(Extracted records)
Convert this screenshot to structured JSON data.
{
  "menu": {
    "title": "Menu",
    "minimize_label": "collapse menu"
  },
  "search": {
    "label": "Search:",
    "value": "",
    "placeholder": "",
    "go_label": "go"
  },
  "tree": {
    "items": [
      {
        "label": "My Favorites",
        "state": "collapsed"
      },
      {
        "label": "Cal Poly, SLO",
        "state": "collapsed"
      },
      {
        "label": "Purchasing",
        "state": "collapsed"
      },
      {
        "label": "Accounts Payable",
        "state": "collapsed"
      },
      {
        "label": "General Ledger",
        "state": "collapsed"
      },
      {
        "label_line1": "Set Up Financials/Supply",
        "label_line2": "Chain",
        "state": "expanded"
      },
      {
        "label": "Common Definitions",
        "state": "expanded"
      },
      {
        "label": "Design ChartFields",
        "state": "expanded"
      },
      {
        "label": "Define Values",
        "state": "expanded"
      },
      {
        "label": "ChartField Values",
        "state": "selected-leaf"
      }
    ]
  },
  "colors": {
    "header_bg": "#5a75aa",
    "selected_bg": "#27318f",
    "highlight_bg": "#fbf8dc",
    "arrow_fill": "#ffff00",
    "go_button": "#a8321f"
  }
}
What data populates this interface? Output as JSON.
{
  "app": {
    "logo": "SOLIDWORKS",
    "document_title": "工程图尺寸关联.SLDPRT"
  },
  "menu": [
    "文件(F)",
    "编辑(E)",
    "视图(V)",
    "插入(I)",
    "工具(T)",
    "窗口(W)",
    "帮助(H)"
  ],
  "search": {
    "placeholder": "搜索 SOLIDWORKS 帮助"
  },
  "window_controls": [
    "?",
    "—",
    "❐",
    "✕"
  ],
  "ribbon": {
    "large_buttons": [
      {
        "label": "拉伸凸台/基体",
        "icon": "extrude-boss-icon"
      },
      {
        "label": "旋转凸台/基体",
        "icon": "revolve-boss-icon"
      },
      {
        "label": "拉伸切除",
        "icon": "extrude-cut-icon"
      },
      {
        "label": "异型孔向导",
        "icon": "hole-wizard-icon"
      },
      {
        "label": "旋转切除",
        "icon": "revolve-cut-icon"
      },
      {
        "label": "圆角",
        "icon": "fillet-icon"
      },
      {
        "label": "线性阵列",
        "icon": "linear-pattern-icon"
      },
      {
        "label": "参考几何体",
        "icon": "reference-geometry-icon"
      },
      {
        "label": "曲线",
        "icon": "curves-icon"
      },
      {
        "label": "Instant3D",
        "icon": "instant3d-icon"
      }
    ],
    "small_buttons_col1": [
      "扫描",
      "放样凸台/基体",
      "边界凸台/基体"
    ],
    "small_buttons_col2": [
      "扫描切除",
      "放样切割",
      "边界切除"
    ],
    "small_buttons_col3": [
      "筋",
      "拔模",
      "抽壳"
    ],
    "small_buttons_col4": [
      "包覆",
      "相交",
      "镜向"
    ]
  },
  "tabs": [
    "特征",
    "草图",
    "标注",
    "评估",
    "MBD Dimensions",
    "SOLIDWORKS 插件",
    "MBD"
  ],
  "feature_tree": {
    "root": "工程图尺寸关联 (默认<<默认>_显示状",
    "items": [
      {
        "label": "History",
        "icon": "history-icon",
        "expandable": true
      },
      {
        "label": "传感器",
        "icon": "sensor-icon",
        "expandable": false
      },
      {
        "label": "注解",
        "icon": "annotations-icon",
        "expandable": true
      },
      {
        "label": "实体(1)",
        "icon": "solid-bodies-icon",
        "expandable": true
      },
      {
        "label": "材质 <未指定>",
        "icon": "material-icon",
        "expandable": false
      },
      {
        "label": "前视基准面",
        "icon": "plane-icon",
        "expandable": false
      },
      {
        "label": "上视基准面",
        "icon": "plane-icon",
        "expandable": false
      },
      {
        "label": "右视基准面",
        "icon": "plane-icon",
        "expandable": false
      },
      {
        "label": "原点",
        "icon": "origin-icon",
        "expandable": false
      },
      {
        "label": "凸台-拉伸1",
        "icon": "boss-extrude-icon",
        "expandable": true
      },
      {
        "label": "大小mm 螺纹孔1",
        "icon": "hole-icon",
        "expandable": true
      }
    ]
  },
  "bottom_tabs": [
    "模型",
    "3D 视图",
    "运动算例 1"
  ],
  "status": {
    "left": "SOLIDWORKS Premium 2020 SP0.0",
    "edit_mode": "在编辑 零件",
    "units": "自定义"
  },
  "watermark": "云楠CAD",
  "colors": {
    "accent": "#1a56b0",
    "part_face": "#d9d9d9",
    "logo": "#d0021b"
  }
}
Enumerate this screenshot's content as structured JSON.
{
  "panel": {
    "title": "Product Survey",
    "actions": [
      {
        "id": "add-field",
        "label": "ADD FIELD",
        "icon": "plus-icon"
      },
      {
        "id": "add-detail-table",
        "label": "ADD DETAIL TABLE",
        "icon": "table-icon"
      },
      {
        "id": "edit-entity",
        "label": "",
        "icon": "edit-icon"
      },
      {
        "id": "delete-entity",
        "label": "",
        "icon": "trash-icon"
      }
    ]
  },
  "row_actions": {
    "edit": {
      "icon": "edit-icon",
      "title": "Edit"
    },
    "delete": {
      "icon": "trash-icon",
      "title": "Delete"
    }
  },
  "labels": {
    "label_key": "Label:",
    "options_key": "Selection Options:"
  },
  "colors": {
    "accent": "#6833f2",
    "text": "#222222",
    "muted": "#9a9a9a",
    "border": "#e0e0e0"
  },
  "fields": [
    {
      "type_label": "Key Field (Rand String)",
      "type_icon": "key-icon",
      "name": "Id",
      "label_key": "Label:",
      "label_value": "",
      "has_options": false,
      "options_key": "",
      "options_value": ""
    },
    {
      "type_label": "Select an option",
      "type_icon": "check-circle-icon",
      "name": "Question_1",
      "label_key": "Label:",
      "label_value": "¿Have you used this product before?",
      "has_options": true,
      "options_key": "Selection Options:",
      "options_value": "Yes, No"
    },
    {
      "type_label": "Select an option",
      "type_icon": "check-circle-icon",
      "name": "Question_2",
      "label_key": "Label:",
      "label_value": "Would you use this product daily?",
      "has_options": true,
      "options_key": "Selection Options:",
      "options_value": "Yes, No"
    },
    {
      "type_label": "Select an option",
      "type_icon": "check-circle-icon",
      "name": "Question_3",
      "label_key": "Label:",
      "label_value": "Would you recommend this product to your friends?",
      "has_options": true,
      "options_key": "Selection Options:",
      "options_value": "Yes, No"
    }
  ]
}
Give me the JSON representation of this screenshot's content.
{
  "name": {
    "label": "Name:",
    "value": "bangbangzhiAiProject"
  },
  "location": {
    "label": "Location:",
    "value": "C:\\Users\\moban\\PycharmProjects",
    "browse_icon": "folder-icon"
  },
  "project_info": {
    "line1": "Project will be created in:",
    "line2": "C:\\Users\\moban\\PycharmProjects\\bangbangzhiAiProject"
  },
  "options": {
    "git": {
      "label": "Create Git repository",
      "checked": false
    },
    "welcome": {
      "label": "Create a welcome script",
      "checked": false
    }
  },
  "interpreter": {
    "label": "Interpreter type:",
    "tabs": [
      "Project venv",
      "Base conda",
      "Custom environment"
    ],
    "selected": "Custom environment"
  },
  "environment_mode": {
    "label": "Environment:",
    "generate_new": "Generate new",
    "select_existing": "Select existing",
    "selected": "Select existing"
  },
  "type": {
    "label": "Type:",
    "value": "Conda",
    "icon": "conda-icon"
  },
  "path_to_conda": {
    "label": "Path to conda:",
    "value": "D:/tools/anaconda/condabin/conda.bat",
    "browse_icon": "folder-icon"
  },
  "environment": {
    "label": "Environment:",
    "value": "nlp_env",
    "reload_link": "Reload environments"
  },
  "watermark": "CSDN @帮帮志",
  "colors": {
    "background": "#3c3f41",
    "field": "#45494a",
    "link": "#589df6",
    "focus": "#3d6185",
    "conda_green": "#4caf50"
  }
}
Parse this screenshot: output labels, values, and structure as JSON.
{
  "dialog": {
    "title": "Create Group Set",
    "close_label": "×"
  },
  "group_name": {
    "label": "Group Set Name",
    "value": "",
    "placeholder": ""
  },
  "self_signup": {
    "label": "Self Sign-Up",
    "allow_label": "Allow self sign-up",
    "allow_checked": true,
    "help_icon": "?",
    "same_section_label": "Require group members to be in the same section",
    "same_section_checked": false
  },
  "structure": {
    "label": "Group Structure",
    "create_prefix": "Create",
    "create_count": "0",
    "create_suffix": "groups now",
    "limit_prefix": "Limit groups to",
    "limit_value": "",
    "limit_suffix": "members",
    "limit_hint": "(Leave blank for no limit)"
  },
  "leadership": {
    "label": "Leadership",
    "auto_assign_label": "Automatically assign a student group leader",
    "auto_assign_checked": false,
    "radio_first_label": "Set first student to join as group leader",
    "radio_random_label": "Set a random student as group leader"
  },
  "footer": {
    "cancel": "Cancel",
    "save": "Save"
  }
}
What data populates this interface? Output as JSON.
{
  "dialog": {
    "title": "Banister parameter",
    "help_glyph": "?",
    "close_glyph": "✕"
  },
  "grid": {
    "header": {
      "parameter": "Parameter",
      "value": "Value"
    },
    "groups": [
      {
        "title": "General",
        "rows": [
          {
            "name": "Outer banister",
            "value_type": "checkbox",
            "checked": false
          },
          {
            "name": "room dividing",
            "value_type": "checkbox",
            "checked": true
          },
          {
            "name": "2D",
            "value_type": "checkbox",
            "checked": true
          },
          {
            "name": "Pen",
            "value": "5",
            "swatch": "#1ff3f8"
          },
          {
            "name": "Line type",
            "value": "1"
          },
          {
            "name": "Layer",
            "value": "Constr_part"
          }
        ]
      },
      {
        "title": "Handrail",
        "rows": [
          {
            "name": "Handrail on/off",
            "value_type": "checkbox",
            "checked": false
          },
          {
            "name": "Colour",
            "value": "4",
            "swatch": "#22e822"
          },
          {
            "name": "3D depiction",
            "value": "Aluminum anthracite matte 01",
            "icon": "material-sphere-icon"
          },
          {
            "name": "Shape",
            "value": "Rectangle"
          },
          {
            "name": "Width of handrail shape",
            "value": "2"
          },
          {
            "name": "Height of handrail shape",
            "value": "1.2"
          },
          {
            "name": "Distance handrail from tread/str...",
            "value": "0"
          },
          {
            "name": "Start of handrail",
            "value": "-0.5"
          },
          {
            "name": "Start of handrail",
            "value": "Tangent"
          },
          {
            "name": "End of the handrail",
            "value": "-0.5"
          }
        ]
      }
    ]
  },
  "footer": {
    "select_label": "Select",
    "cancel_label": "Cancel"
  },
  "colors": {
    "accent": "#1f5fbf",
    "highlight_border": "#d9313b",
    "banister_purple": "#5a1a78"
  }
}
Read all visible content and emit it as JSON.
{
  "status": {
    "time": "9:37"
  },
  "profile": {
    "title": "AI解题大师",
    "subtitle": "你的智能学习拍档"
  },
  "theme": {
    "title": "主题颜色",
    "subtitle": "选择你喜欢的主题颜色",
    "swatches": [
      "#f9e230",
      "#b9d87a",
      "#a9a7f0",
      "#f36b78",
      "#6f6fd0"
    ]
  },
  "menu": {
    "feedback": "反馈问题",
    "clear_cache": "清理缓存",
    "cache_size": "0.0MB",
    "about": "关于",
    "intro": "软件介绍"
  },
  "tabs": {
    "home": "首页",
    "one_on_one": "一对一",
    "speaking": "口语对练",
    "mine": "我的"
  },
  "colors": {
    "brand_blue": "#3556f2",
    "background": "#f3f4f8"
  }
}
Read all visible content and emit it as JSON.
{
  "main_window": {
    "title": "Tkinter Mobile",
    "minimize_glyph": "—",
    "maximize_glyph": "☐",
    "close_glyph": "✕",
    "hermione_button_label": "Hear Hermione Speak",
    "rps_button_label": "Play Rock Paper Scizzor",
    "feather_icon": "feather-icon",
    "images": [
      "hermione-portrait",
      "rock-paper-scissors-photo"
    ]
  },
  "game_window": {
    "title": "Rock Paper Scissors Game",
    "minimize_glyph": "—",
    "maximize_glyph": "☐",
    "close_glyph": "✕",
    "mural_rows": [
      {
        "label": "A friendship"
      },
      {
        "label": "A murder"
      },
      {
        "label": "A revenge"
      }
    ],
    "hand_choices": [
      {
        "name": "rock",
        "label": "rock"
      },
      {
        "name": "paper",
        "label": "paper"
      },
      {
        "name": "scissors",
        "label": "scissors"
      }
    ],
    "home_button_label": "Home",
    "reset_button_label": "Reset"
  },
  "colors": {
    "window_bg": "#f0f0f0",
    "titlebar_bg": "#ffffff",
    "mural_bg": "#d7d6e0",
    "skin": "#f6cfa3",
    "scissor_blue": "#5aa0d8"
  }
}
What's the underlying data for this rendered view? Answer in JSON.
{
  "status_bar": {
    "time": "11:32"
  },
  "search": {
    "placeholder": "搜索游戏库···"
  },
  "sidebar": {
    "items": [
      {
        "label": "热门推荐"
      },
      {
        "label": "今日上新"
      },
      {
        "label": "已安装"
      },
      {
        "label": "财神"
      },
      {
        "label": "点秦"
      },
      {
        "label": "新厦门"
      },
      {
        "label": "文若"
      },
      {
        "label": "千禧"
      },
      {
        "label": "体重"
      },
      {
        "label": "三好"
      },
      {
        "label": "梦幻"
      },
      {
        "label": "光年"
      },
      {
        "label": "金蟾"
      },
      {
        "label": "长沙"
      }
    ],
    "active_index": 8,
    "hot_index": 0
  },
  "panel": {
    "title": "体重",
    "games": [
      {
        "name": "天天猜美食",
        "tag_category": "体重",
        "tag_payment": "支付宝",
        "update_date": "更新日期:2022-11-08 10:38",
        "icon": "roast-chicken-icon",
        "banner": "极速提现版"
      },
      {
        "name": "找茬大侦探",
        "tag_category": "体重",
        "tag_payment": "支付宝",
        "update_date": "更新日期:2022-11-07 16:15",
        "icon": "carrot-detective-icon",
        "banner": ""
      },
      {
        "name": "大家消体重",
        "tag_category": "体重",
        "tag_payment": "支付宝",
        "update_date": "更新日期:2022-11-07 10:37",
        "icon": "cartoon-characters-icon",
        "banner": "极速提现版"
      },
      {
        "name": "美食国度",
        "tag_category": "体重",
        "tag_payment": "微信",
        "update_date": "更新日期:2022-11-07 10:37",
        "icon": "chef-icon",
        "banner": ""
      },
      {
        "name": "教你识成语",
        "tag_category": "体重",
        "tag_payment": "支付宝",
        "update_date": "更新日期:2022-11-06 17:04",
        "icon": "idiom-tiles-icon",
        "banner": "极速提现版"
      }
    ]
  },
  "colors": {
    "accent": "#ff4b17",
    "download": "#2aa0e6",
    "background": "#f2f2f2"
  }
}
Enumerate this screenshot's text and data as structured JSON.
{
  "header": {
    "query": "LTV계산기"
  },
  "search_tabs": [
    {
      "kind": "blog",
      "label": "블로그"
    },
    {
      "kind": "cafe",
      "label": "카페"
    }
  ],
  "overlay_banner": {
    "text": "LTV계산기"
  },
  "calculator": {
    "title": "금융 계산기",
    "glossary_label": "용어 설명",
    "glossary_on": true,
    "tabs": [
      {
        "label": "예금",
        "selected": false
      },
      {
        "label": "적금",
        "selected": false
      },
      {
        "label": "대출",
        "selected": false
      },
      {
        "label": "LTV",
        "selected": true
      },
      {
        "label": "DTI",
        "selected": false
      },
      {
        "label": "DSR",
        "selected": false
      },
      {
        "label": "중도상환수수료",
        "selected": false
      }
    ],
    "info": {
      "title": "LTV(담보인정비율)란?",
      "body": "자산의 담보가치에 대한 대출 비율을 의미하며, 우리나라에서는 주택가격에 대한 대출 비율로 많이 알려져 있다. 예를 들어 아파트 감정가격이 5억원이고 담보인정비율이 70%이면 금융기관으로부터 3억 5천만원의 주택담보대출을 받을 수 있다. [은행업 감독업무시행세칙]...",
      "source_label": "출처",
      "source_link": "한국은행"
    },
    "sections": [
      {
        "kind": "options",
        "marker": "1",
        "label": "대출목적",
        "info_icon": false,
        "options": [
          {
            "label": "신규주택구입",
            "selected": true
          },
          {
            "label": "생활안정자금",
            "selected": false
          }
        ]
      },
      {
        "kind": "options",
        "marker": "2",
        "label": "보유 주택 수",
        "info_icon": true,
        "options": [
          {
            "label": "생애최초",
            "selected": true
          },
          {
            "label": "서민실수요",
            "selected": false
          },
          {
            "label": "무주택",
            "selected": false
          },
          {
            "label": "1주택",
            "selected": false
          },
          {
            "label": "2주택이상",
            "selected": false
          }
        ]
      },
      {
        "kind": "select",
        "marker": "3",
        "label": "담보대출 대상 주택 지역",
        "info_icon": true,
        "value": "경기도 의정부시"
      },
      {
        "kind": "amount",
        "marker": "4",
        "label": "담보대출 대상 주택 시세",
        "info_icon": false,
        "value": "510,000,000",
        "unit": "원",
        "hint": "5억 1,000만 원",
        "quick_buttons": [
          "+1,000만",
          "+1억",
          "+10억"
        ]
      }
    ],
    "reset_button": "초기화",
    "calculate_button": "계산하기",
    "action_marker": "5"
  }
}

- **Written exercise**
Look through the entries and work out how many lines have the word "PycharmProjects" in them; reply with that number only.

- **Written reply**
2